(Collected data)
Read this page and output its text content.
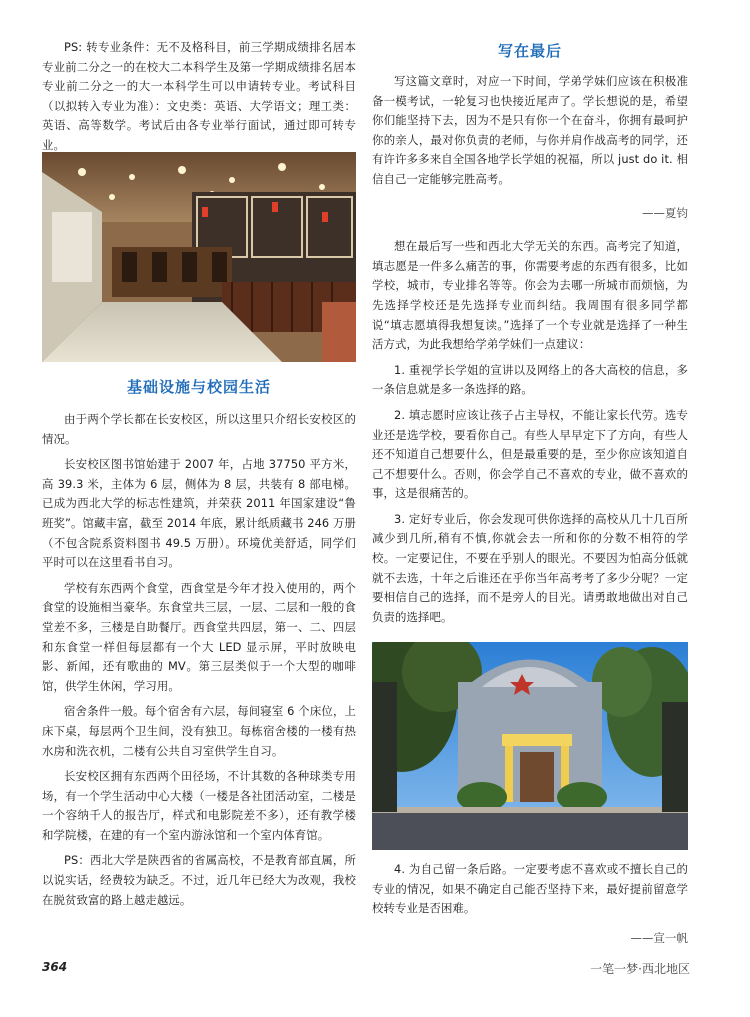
PS: 转专业条件：无不及格科目，前三学期成绩排名居本专业前二分之一的在校大二本科学生及第一学期成绩排名居本专业前二分之一的大一本科学生可以申请转专业。考试科目（以拟转入专业为准）：文史类：英语、大学语文；理工类：英语、高等数学。考试后由各专业举行面试，通过即可转专业。

基础设施与校园生活

由于两个学长都在长安校区，所以这里只介绍长安校区的情况。

长安校区图书馆始建于 2007 年，占地 37750 平方米，高 39.3 米，主体为 6 层，侧体为 8 层，共装有 8 部电梯。已成为西北大学的标志性建筑，并荣获 2011 年国家建设“鲁班奖”。馆藏丰富，截至 2014 年底，累计纸质藏书 246 万册（不包含院系资料图书 49.5 万册）。环境优美舒适，同学们平时可以在这里看书自习。

学校有东西两个食堂，西食堂是今年才投入使用的，两个食堂的设施相当豪华。东食堂共三层，一层、二层和一般的食堂差不多，三楼是自助餐厅。西食堂共四层，第一、二、四层和东食堂一样但每层都有一个大 LED 显示屏，平时放映电影、新闻，还有歌曲的 MV。第三层类似于一个大型的咖啡馆，供学生休闲，学习用。

宿舍条件一般。每个宿舍有六层，每间寝室 6 个床位，上床下桌，每层两个卫生间，没有独卫。每栋宿舍楼的一楼有热水房和洗衣机，二楼有公共自习室供学生自习。

长安校区拥有东西两个田径场，不计其数的各种球类专用场，有一个学生活动中心大楼（一楼是各社团活动室，二楼是一个容纳千人的报告厅，样式和电影院差不多），还有教学楼和学院楼，在建的有一个室内游泳馆和一个室内体育馆。

PS：西北大学是陕西省的省属高校，不是教育部直属，所以说实话，经费较为缺乏。不过，近几年已经大为改观，我校在脱贫致富的路上越走越远。

写在最后

写这篇文章时，对应一下时间，学弟学妹们应该在积极准备一模考试，一轮复习也快接近尾声了。学长想说的是，希望你们能坚持下去，因为不是只有你一个在奋斗，你拥有最呵护你的亲人，最对你负责的老师，与你并肩作战高考的同学，还有许许多多来自全国各地学长学姐的祝福，所以 just do it. 相信自己一定能够完胜高考。

——夏钧

想在最后写一些和西北大学无关的东西。高考完了知道，填志愿是一件多么痛苦的事，你需要考虑的东西有很多，比如学校，城市，专业排名等等。你会为去哪一所城市而烦恼，为先选择学校还是先选择专业而纠结。我周围有很多同学都说“填志愿填得我想复读。”选择了一个专业就是选择了一种生活方式，为此我想给学弟学妹们一点建议：

1. 重视学长学姐的宣讲以及网络上的各大高校的信息，多一条信息就是多一条选择的路。

2. 填志愿时应该让孩子占主导权，不能让家长代劳。选专业还是选学校，要看你自己。有些人早早定下了方向，有些人还不知道自己想要什么，但是最重要的是，至少你应该知道自己不想要什么。否则，你会学自己不喜欢的专业，做不喜欢的事，这是很痛苦的。

3. 定好专业后，你会发现可供你选择的高校从几十几百所减少到几所,稍有不慎,你就会去一所和你的分数不相符的学校。一定要记住，不要在乎别人的眼光。不要因为怕高分低就就不去选，十年之后谁还在乎你当年高考考了多少分呢？一定要相信自己的选择，而不是旁人的目光。请勇敢地做出对自己负责的选择吧。

4. 为自己留一条后路。一定要考虑不喜欢或不擅长自己的专业的情况，如果不确定自己能否坚持下来，最好提前留意学校转专业是否困难。

——宣一帆

364	一笔一梦·西北地区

**Exercise goal:** Will you restate every entry word for word and omit the images?

**Solution to the exercise:**
Read this page and output its text content.
PS: 转专业条件：无不及格科目，前三学期成绩排名居本专业前二分之一的在校大二本科学生及第一学期成绩排名居本专业前二分之一的大一本科学生可以申请转专业。考试科目（以拟转入专业为准）：文史类：英语、大学语文；理工类：英语、高等数学。考试后由各专业举行面试，通过即可转专业。

基础设施与校园生活

由于两个学长都在长安校区，所以这里只介绍长安校区的情况。

长安校区图书馆始建于 2007 年，占地 37750 平方米，高 39.3 米，主体为 6 层，侧体为 8 层，共装有 8 部电梯。已成为西北大学的标志性建筑，并荣获 2011 年国家建设“鲁班奖”。馆藏丰富，截至 2014 年底，累计纸质藏书 246 万册（不包含院系资料图书 49.5 万册）。环境优美舒适，同学们平时可以在这里看书自习。

学校有东西两个食堂，西食堂是今年才投入使用的，两个食堂的设施相当豪华。东食堂共三层，一层、二层和一般的食堂差不多，三楼是自助餐厅。西食堂共四层，第一、二、四层和东食堂一样但每层都有一个大 LED 显示屏，平时放映电影、新闻，还有歌曲的 MV。第三层类似于一个大型的咖啡馆，供学生休闲，学习用。

宿舍条件一般。每个宿舍有六层，每间寝室 6 个床位，上床下桌，每层两个卫生间，没有独卫。每栋宿舍楼的一楼有热水房和洗衣机，二楼有公共自习室供学生自习。

长安校区拥有东西两个田径场，不计其数的各种球类专用场，有一个学生活动中心大楼（一楼是各社团活动室，二楼是一个容纳千人的报告厅，样式和电影院差不多），还有教学楼和学院楼，在建的有一个室内游泳馆和一个室内体育馆。

PS：西北大学是陕西省的省属高校，不是教育部直属，所以说实话，经费较为缺乏。不过，近几年已经大为改观，我校在脱贫致富的路上越走越远。

写在最后

写这篇文章时，对应一下时间，学弟学妹们应该在积极准备一模考试，一轮复习也快接近尾声了。学长想说的是，希望你们能坚持下去，因为不是只有你一个在奋斗，你拥有最呵护你的亲人，最对你负责的老师，与你并肩作战高考的同学，还有许许多多来自全国各地学长学姐的祝福，所以 just do it. 相信自己一定能够完胜高考。

——夏钧

想在最后写一些和西北大学无关的东西。高考完了知道，填志愿是一件多么痛苦的事，你需要考虑的东西有很多，比如学校，城市，专业排名等等。你会为去哪一所城市而烦恼，为先选择学校还是先选择专业而纠结。我周围有很多同学都说“填志愿填得我想复读。”选择了一个专业就是选择了一种生活方式，为此我想给学弟学妹们一点建议：

1. 重视学长学姐的宣讲以及网络上的各大高校的信息，多一条信息就是多一条选择的路。

2. 填志愿时应该让孩子占主导权，不能让家长代劳。选专业还是选学校，要看你自己。有些人早早定下了方向，有些人还不知道自己想要什么，但是最重要的是，至少你应该知道自己不想要什么。否则，你会学自己不喜欢的专业，做不喜欢的事，这是很痛苦的。

3. 定好专业后，你会发现可供你选择的高校从几十几百所减少到几所,稍有不慎,你就会去一所和你的分数不相符的学校。一定要记住，不要在乎别人的眼光。不要因为怕高分低就就不去选，十年之后谁还在乎你当年高考考了多少分呢？一定要相信自己的选择，而不是旁人的目光。请勇敢地做出对自己负责的选择吧。

4. 为自己留一条后路。一定要考虑不喜欢或不擅长自己的专业的情况，如果不确定自己能否坚持下来，最好提前留意学校转专业是否困难。

——宣一帆

364	一笔一梦·西北地区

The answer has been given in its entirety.